#### Stated exercise
Reproduce each record exactly.

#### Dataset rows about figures
+++
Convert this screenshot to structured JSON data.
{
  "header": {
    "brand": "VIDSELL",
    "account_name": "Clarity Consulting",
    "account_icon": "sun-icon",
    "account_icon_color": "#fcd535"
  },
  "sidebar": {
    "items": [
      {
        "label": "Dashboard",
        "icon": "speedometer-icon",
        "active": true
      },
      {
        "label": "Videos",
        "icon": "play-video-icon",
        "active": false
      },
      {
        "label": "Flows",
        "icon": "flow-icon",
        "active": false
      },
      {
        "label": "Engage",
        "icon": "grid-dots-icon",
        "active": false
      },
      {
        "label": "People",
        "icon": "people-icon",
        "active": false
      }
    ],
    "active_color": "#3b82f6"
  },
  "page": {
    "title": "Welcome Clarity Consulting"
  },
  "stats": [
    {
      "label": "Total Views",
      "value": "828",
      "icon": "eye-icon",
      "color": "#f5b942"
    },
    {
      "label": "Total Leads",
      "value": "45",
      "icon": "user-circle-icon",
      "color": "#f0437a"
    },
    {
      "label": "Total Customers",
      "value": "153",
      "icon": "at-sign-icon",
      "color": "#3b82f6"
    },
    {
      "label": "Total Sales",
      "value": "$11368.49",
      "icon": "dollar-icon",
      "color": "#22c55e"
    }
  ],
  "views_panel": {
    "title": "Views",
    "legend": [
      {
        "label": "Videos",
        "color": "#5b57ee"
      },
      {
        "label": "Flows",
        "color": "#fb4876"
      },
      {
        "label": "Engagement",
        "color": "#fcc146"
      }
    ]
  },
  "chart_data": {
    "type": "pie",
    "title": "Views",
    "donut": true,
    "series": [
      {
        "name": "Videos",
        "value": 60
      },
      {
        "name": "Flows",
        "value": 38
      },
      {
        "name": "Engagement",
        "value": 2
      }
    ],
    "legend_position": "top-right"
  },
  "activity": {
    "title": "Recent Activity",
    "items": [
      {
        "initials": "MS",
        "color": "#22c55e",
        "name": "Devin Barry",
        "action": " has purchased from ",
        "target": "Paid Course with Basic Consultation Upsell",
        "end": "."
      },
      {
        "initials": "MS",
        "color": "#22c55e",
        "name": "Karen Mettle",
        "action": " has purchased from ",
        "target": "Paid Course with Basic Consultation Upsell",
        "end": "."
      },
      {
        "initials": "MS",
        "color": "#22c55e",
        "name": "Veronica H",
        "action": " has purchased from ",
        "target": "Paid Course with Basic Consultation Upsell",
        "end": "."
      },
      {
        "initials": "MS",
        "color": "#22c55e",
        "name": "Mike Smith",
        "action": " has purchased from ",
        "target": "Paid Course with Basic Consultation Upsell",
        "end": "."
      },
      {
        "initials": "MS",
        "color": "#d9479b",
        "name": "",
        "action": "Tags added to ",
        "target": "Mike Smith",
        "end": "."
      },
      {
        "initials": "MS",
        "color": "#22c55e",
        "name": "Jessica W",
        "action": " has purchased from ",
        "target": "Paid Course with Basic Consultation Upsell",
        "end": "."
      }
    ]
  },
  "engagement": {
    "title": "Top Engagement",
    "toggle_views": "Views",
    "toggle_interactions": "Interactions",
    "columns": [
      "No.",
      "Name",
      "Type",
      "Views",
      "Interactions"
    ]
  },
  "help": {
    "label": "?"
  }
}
+++
#### Full response
Convert this screenshot to structured JSON data.
{
  "header": {
    "brand": "VIDSELL",
    "account_name": "Clarity Consulting",
    "account_icon": "sun-icon",
    "account_icon_color": "#fcd535"
  },
  "sidebar": {
    "items": [
      {
        "label": "Dashboard",
        "icon": "speedometer-icon",
        "active": true
      },
      {
        "label": "Videos",
        "icon": "play-video-icon",
        "active": false
      },
      {
        "label": "Flows",
        "icon": "flow-icon",
        "active": false
      },
      {
        "label": "Engage",
        "icon": "grid-dots-icon",
        "active": false
      },
      {
        "label": "People",
        "icon": "people-icon",
        "active": false
      }
    ],
    "active_color": "#3b82f6"
  },
  "page": {
    "title": "Welcome Clarity Consulting"
  },
  "stats": [
    {
      "label": "Total Views",
      "value": "828",
      "icon": "eye-icon",
      "color": "#f5b942"
    },
    {
      "label": "Total Leads",
      "value": "45",
      "icon": "user-circle-icon",
      "color": "#f0437a"
    },
    {
      "label": "Total Customers",
      "value": "153",
      "icon": "at-sign-icon",
      "color": "#3b82f6"
    },
    {
      "label": "Total Sales",
      "value": "$11368.49",
      "icon": "dollar-icon",
      "color": "#22c55e"
    }
  ],
  "views_panel": {
    "title": "Views",
    "legend": [
      {
        "label": "Videos",
        "color": "#5b57ee"
      },
      {
        "label": "Flows",
        "color": "#fb4876"
      },
      {
        "label": "Engagement",
        "color": "#fcc146"
      }
    ]
  },
  "chart_data": {
    "type": "pie",
    "title": "Views",
    "donut": true,
    "series": [
      {
        "name": "Videos",
        "value": 60
      },
      {
        "name": "Flows",
        "value": 38
      },
      {
        "name": "Engagement",
        "value": 2
      }
    ],
    "legend_position": "top-right"
  },
  "activity": {
    "title": "Recent Activity",
    "items": [
      {
        "initials": "MS",
        "color": "#22c55e",
        "name": "Devin Barry",
        "action": " has purchased from ",
        "target": "Paid Course with Basic Consultation Upsell",
        "end": "."
      },
      {
        "initials": "MS",
        "color": "#22c55e",
        "name": "Karen Mettle",
        "action": " has purchased from ",
        "target": "Paid Course with Basic Consultation Upsell",
        "end": "."
      },
      {
        "initials": "MS",
        "color": "#22c55e",
        "name": "Veronica H",
        "action": " has purchased from ",
        "target": "Paid Course with Basic Consultation Upsell",
        "end": "."
      },
      {
        "initials": "MS",
        "color": "#22c55e",
        "name": "Mike Smith",
        "action": " has purchased from ",
        "target": "Paid Course with Basic Consultation Upsell",
        "end": "."
      },
      {
        "initials": "MS",
        "color": "#d9479b",
        "name": "",
        "action": "Tags added to ",
        "target": "Mike Smith",
        "end": "."
      },
      {
        "initials": "MS",
        "color": "#22c55e",
        "name": "Jessica W",
        "action": " has purchased from ",
        "target": "Paid Course with Basic Consultation Upsell",
        "end": "."
      }
    ]
  },
  "engagement": {
    "title": "Top Engagement",
    "toggle_views": "Views",
    "toggle_interactions": "Interactions",
    "columns": [
      "No.",
      "Name",
      "Type",
      "Views",
      "Interactions"
    ]
  },
  "help": {
    "label": "?"
  }
}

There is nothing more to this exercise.